▶ [Exercise aim] Set down all of the data that follows word for word, without the images.

▶ [Input data]
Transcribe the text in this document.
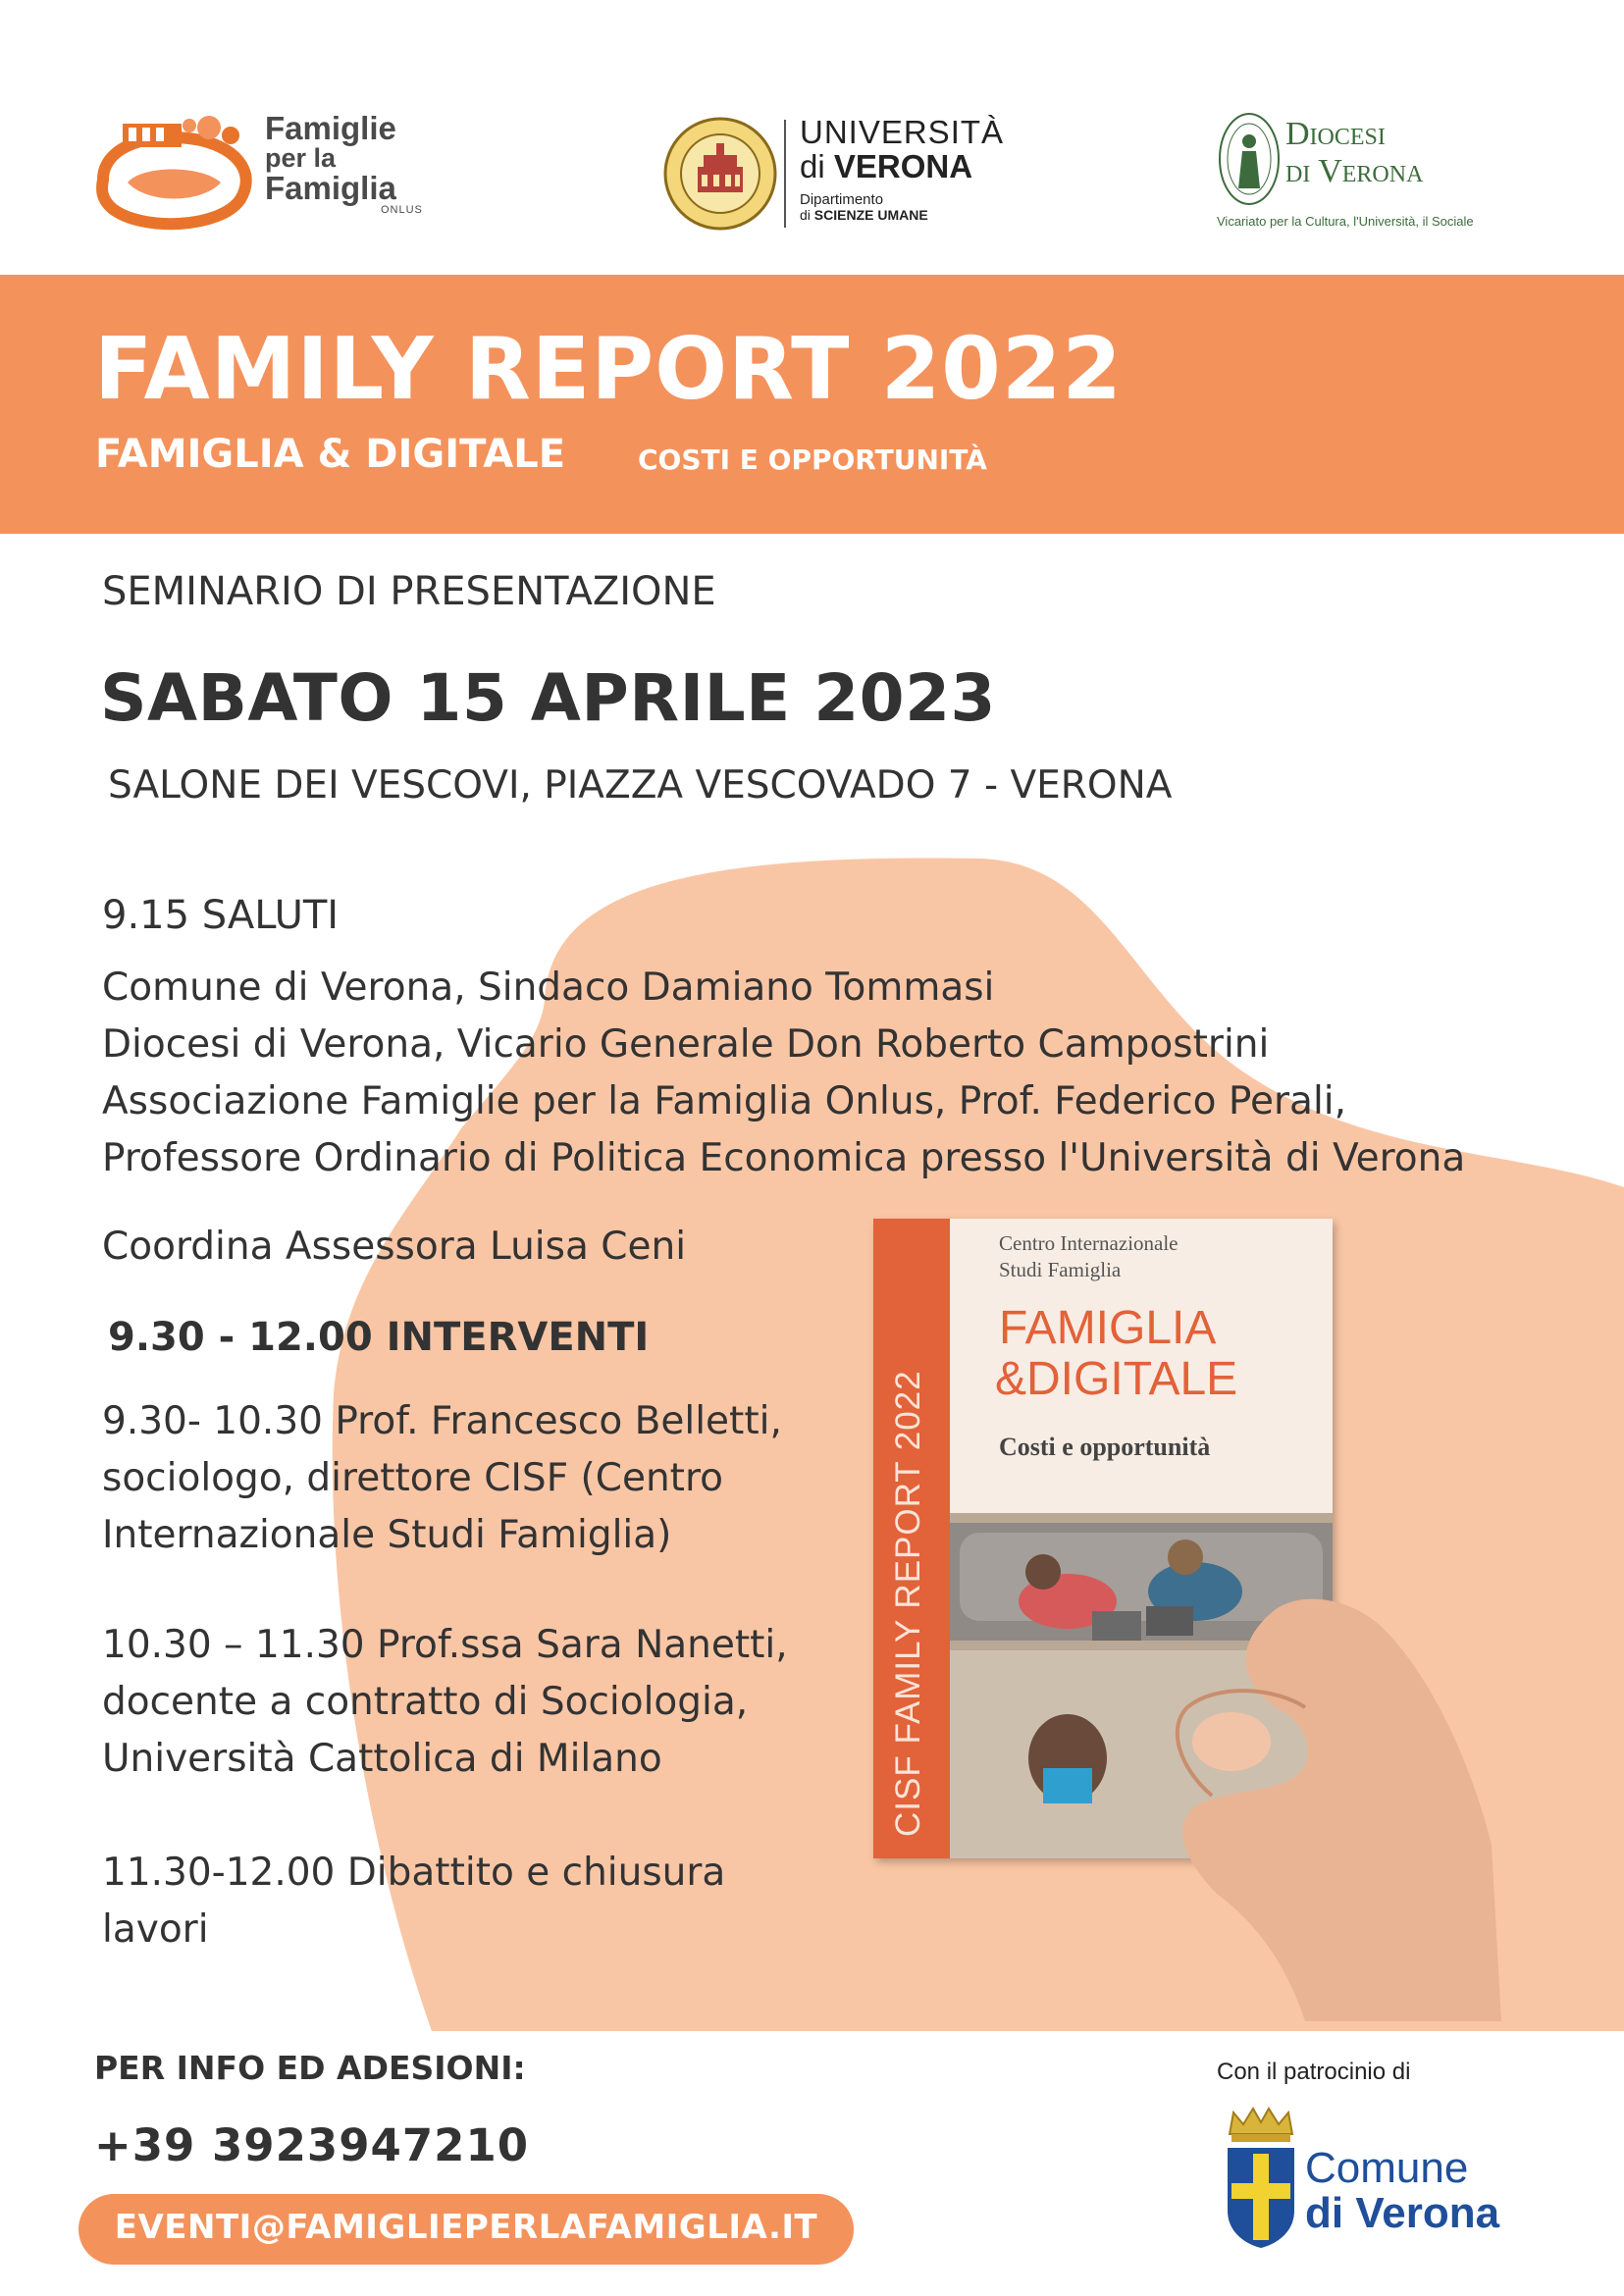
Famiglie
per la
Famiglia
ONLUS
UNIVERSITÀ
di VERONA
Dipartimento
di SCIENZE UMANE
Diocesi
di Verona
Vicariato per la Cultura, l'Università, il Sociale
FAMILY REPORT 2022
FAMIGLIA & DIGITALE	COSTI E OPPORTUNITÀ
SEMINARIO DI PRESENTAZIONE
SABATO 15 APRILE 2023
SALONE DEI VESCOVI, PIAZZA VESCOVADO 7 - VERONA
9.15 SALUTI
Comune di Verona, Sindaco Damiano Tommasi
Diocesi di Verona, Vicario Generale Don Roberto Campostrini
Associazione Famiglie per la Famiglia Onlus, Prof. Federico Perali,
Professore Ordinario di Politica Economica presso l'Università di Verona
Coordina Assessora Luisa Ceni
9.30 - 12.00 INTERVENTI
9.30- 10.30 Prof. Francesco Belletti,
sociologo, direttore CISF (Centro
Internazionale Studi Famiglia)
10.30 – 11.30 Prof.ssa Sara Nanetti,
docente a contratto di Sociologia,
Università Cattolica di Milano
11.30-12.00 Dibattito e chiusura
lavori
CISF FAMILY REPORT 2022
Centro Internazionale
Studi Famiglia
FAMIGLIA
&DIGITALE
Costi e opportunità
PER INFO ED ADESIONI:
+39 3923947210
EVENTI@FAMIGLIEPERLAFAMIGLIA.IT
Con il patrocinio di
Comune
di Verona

▶ [Written response]
Transcribe the text in this document.
Famiglie
per la
Famiglia
ONLUS
UNIVERSITÀ
di VERONA
Dipartimento
di SCIENZE UMANE
Diocesi
di Verona
Vicariato per la Cultura, l'Università, il Sociale
FAMILY REPORT 2022
FAMIGLIA & DIGITALE	COSTI E OPPORTUNITÀ
SEMINARIO DI PRESENTAZIONE
SABATO 15 APRILE 2023
SALONE DEI VESCOVI, PIAZZA VESCOVADO 7 - VERONA
9.15 SALUTI
Comune di Verona, Sindaco Damiano Tommasi
Diocesi di Verona, Vicario Generale Don Roberto Campostrini
Associazione Famiglie per la Famiglia Onlus, Prof. Federico Perali,
Professore Ordinario di Politica Economica presso l'Università di Verona
Coordina Assessora Luisa Ceni
9.30 - 12.00 INTERVENTI
9.30- 10.30 Prof. Francesco Belletti,
sociologo, direttore CISF (Centro
Internazionale Studi Famiglia)
10.30 – 11.30 Prof.ssa Sara Nanetti,
docente a contratto di Sociologia,
Università Cattolica di Milano
11.30-12.00 Dibattito e chiusura
lavori
CISF FAMILY REPORT 2022
Centro Internazionale
Studi Famiglia
FAMIGLIA
&DIGITALE
Costi e opportunità
PER INFO ED ADESIONI:
+39 3923947210
EVENTI@FAMIGLIEPERLAFAMIGLIA.IT
Con il patrocinio di
Comune
di Verona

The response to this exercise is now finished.